**** EXCERPTED RECORDS

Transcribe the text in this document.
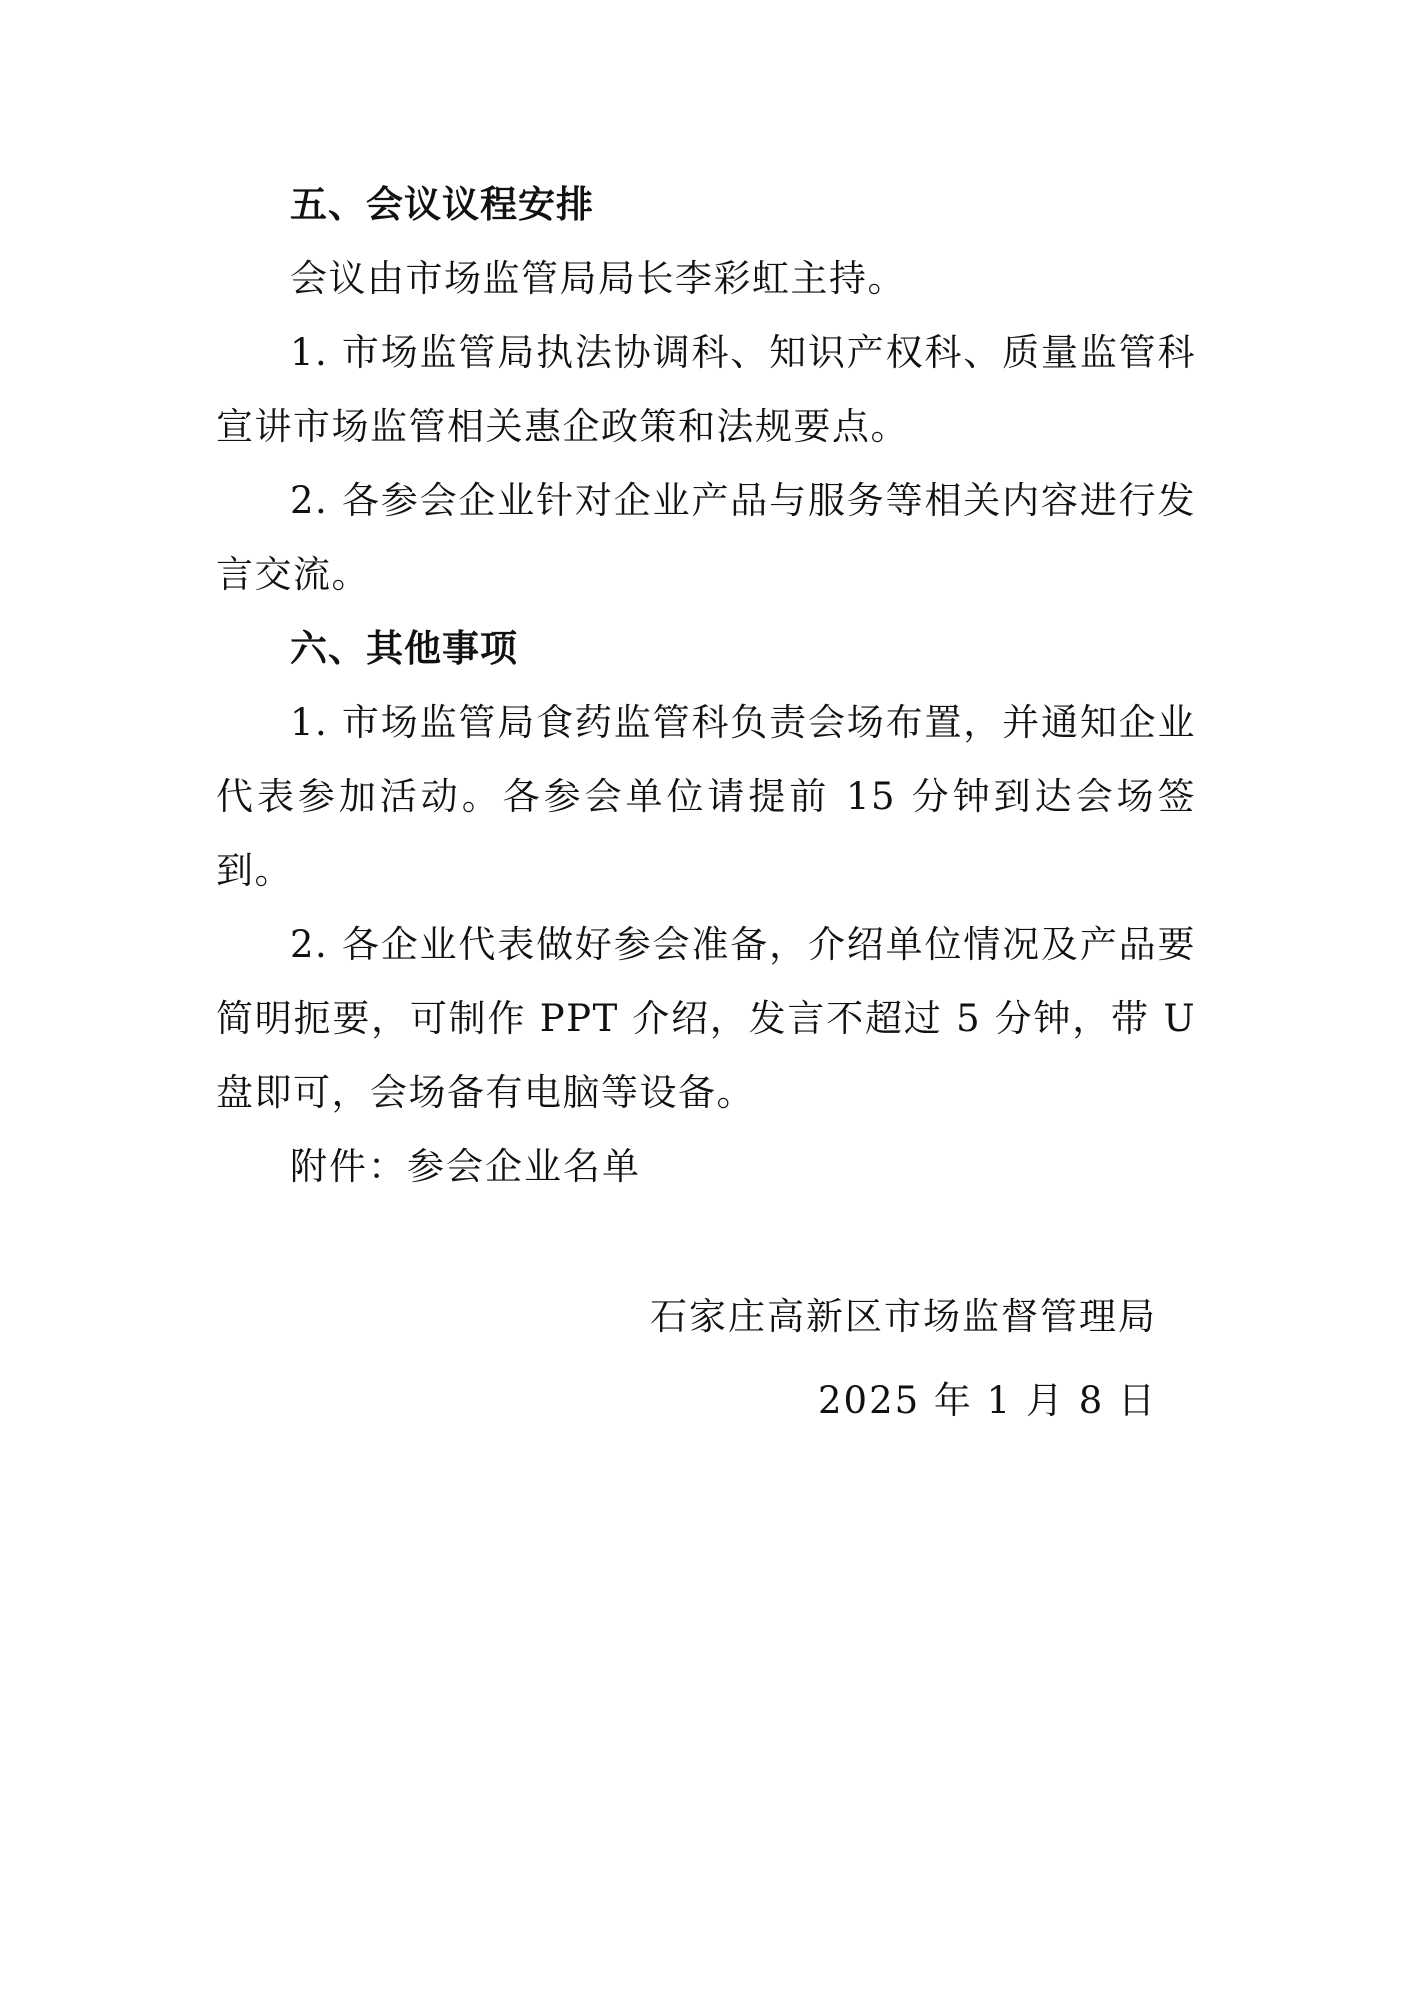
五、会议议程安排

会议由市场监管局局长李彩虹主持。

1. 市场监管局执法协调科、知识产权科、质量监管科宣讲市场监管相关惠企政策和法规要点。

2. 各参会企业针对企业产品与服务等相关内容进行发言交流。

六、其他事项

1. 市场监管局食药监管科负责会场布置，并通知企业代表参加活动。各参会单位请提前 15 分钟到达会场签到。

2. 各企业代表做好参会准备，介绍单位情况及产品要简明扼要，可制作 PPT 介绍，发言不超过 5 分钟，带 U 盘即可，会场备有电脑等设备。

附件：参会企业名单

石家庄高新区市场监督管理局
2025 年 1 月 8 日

********
**** EXCERPTED RECORDS

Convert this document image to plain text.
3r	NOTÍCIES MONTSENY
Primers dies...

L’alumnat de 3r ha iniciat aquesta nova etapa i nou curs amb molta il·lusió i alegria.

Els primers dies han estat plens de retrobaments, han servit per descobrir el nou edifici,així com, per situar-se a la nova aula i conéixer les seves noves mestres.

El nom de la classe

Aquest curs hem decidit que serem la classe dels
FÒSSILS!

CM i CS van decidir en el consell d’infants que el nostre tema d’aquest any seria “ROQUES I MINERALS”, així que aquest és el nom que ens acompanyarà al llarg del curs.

********

## WHAT YOU NEED TO DO
Gather all lines of the records that include the word "classe".

## WRITTEN RESPONSE
El nom de la classe
Aquest curs hem decidit que serem la classe dels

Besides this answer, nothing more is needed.